### [Exercise details]
Find each line holding "into" and copy it out.

── The input

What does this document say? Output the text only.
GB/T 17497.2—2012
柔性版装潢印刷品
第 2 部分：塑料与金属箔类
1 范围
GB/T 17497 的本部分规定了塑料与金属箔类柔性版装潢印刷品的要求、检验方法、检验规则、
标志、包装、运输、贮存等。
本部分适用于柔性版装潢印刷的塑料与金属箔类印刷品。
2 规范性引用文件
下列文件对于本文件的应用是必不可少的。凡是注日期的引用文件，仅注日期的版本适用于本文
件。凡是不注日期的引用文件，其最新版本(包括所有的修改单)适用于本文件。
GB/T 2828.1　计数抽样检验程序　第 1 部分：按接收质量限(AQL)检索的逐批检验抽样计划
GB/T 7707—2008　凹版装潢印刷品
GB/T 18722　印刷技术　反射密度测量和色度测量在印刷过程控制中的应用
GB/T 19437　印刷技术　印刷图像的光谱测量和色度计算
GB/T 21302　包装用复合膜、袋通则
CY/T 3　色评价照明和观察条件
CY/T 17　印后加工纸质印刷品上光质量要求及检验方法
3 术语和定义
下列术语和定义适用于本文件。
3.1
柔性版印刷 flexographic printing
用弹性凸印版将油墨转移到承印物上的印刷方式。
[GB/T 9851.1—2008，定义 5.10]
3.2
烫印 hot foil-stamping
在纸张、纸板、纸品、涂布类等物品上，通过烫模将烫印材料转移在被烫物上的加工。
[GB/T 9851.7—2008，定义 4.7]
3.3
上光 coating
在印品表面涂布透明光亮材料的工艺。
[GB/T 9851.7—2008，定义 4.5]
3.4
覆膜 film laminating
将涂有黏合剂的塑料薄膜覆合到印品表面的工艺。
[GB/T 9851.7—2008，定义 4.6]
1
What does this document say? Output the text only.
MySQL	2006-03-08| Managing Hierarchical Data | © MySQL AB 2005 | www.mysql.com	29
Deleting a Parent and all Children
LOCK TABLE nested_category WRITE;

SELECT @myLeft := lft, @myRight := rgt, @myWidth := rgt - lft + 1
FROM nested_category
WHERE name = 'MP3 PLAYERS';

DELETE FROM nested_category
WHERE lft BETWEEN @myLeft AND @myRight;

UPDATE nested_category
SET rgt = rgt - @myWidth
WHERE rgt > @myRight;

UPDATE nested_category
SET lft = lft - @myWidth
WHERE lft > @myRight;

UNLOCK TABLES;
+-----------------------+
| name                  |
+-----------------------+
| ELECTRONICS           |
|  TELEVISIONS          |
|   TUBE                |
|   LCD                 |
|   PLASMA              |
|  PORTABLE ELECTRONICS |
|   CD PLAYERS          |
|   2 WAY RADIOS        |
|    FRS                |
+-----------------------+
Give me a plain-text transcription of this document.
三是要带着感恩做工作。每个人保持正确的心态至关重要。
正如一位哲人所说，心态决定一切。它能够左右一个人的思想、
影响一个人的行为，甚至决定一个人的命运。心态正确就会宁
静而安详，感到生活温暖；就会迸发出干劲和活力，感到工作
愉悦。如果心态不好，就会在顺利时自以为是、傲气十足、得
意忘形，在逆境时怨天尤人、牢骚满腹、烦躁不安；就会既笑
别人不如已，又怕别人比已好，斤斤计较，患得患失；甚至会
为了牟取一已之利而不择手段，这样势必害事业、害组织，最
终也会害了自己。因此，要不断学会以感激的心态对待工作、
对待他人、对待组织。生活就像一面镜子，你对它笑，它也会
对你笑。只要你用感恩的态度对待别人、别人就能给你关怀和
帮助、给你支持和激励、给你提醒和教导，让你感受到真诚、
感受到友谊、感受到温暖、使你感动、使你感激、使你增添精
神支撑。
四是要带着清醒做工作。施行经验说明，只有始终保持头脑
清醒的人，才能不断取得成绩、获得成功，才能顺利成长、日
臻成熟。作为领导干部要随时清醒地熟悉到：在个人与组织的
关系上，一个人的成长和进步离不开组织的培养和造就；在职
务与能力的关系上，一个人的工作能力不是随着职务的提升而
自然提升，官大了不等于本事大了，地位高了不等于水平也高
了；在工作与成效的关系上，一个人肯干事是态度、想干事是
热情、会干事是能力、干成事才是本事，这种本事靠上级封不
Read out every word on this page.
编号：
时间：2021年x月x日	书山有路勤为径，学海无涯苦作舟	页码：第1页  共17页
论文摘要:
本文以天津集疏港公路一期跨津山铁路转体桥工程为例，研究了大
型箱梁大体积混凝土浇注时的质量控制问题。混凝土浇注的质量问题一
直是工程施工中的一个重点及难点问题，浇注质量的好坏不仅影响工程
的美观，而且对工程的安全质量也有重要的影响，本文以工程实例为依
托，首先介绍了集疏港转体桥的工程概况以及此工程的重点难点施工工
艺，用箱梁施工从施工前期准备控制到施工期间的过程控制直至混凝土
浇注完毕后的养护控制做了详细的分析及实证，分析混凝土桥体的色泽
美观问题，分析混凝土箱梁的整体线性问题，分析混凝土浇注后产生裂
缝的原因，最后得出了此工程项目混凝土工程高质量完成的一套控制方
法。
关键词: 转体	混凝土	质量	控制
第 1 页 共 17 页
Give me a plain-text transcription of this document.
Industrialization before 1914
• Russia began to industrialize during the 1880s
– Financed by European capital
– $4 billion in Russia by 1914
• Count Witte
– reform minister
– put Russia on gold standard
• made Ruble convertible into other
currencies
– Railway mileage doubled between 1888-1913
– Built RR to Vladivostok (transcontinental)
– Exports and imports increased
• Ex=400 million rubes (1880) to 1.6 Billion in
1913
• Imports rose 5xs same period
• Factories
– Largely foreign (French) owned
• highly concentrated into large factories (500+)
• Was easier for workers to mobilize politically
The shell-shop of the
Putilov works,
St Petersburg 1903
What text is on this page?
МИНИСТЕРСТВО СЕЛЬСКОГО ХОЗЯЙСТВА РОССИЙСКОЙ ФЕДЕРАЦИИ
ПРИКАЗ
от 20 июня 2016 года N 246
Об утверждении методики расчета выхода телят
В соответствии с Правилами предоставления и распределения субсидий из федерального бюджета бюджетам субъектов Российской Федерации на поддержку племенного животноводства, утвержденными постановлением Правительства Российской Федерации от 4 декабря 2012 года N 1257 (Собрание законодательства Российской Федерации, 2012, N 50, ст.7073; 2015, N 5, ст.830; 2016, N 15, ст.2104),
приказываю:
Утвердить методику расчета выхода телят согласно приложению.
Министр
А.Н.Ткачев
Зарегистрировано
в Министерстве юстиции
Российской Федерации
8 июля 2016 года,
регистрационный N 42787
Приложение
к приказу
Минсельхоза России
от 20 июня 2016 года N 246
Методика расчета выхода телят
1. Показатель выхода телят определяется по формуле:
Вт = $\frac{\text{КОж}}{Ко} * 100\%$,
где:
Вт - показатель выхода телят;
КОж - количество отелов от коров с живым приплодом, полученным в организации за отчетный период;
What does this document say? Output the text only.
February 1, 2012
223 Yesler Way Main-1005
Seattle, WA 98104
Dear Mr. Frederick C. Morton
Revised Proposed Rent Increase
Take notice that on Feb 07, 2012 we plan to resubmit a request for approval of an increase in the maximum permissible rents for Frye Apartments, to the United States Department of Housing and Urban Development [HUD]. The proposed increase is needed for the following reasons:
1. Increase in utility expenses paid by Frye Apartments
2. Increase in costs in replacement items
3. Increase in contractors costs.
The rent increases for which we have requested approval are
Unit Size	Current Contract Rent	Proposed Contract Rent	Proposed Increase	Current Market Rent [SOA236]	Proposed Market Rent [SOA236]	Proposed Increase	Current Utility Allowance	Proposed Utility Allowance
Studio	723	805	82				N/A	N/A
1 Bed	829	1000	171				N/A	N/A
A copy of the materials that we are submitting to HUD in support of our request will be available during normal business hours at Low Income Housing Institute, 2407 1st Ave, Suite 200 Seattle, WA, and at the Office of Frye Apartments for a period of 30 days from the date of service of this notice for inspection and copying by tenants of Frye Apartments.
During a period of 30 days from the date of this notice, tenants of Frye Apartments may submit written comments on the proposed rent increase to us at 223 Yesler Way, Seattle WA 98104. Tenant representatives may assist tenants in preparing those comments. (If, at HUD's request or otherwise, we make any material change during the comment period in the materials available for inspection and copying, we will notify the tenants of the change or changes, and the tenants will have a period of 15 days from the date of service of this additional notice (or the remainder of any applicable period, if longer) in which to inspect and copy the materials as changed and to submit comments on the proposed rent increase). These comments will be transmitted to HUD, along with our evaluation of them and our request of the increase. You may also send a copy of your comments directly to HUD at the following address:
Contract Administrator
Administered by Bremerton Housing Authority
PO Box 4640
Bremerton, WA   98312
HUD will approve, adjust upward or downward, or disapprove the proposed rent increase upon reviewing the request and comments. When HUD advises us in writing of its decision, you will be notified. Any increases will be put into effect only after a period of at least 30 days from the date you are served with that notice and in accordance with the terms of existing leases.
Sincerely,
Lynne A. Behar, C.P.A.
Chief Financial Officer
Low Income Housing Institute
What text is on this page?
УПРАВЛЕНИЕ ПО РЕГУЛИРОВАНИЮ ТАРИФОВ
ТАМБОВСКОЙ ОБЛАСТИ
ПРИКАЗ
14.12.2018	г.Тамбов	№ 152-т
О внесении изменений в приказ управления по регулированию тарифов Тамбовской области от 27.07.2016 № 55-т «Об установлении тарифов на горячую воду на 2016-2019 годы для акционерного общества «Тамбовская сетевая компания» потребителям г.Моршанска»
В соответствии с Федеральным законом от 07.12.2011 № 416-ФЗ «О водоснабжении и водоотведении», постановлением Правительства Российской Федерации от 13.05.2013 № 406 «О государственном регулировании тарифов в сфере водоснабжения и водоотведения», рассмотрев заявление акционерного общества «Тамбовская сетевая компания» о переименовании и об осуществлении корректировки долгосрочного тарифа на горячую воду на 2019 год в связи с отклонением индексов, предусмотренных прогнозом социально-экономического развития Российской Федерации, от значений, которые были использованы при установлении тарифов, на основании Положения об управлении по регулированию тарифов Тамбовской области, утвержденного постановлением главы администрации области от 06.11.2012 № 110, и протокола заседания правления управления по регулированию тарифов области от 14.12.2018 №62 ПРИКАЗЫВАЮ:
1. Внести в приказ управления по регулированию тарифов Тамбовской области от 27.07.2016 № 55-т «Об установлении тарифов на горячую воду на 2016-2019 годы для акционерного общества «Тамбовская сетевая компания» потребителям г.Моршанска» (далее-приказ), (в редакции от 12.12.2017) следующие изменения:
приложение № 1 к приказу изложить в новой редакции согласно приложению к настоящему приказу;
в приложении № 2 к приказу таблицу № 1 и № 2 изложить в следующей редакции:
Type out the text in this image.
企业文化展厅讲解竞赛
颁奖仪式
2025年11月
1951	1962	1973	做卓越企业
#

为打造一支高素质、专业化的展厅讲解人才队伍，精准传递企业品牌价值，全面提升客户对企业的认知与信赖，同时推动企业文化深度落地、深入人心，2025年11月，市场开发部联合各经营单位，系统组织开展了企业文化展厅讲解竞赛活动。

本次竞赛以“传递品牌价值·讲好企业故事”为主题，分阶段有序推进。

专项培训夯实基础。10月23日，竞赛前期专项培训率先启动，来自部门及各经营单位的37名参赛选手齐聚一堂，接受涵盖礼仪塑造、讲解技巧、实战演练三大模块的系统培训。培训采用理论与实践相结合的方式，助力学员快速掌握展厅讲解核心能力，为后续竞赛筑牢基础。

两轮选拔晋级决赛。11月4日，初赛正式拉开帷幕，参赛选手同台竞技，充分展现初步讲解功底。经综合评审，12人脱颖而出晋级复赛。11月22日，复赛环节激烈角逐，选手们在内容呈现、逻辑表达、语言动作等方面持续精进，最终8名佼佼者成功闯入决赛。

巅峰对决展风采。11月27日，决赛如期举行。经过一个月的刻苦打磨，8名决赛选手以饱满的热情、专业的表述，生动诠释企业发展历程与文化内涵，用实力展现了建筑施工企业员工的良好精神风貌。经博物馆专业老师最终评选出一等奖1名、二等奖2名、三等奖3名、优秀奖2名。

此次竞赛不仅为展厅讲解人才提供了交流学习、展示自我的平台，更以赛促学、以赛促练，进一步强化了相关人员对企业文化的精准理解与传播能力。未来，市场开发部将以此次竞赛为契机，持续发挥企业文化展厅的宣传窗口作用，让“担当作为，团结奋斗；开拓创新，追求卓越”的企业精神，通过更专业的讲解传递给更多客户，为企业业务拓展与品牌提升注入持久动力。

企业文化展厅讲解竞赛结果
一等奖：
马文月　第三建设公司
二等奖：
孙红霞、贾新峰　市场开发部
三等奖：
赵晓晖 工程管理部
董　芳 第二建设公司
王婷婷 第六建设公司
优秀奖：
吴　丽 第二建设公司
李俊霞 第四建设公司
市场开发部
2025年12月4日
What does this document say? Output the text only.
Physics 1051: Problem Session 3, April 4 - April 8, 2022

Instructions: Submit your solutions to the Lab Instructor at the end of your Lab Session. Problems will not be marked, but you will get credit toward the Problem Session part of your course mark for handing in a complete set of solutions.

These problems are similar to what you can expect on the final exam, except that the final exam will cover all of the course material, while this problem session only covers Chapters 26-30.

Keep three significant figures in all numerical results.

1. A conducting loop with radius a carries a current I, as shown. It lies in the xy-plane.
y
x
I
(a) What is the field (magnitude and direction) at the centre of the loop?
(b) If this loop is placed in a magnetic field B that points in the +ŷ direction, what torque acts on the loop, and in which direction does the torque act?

────

### [Output of the task]
• made Ruble convertible into other
• highly concentrated into large factories (500+)
HUD will approve, adjust upward or downward, or disapprove the proposed rent increase upon reviewing the request and comments. When HUD advises us in writing of its decision, you will be notified. Any increases will be put into effect only after a period of at least 30 days from the date you are served with that notice and in accordance with the terms of existing leases.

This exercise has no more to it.